=== Goal of the exercise ===
Would you repeat the listing exactly but omit every picture?

=== Data entries ===
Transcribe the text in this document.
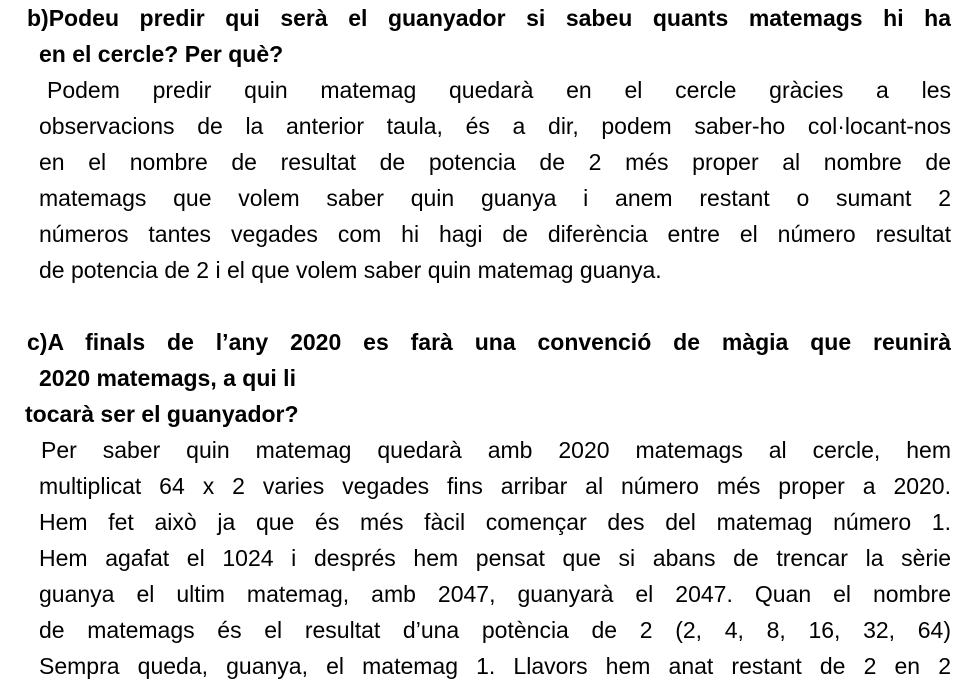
b)Podeu predir qui serà el guanyador si sabeu quants matemags hi ha
en el cercle? Per què?
Podem predir quin matemag quedarà en el cercle gràcies a les
observacions de la anterior taula, és a dir, podem saber-ho col·locant-nos
en el nombre de resultat de potencia de 2 més proper al nombre de
matemags que volem saber quin guanya i anem restant o sumant 2
números tantes vegades com hi hagi de diferència entre el número resultat
de potencia de 2 i el que volem saber quin matemag guanya.
c)A finals de l’any 2020 es farà una convenció de màgia que reunirà
2020 matemags, a qui li
tocarà ser el guanyador?
Per saber quin matemag quedarà amb 2020 matemags al cercle, hem
multiplicat 64 x 2 varies vegades fins arribar al número més proper a 2020.
Hem fet això ja que és més fàcil començar des del matemag número 1.
Hem agafat el 1024 i després hem pensat que si abans de trencar la sèrie
guanya el ultim matemag, amb 2047, guanyarà el 2047. Quan el nombre
de matemags és el resultat d’una potència de 2 (2, 4, 8, 16, 32, 64)
Sempra queda, guanya, el matemag 1. Llavors hem anat restant de 2 en 2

=== Exercise answer ===
Transcribe the text in this document.
b)Podeu predir qui serà el guanyador si sabeu quants matemags hi ha
en el cercle? Per què?
Podem predir quin matemag quedarà en el cercle gràcies a les
observacions de la anterior taula, és a dir, podem saber-ho col·locant-nos
en el nombre de resultat de potencia de 2 més proper al nombre de
matemags que volem saber quin guanya i anem restant o sumant 2
números tantes vegades com hi hagi de diferència entre el número resultat
de potencia de 2 i el que volem saber quin matemag guanya.
c)A finals de l’any 2020 es farà una convenció de màgia que reunirà
2020 matemags, a qui li
tocarà ser el guanyador?
Per saber quin matemag quedarà amb 2020 matemags al cercle, hem
multiplicat 64 x 2 varies vegades fins arribar al número més proper a 2020.
Hem fet això ja que és més fàcil començar des del matemag número 1.
Hem agafat el 1024 i després hem pensat que si abans de trencar la sèrie
guanya el ultim matemag, amb 2047, guanyarà el 2047. Quan el nombre
de matemags és el resultat d’una potència de 2 (2, 4, 8, 16, 32, 64)
Sempra queda, guanya, el matemag 1. Llavors hem anat restant de 2 en 2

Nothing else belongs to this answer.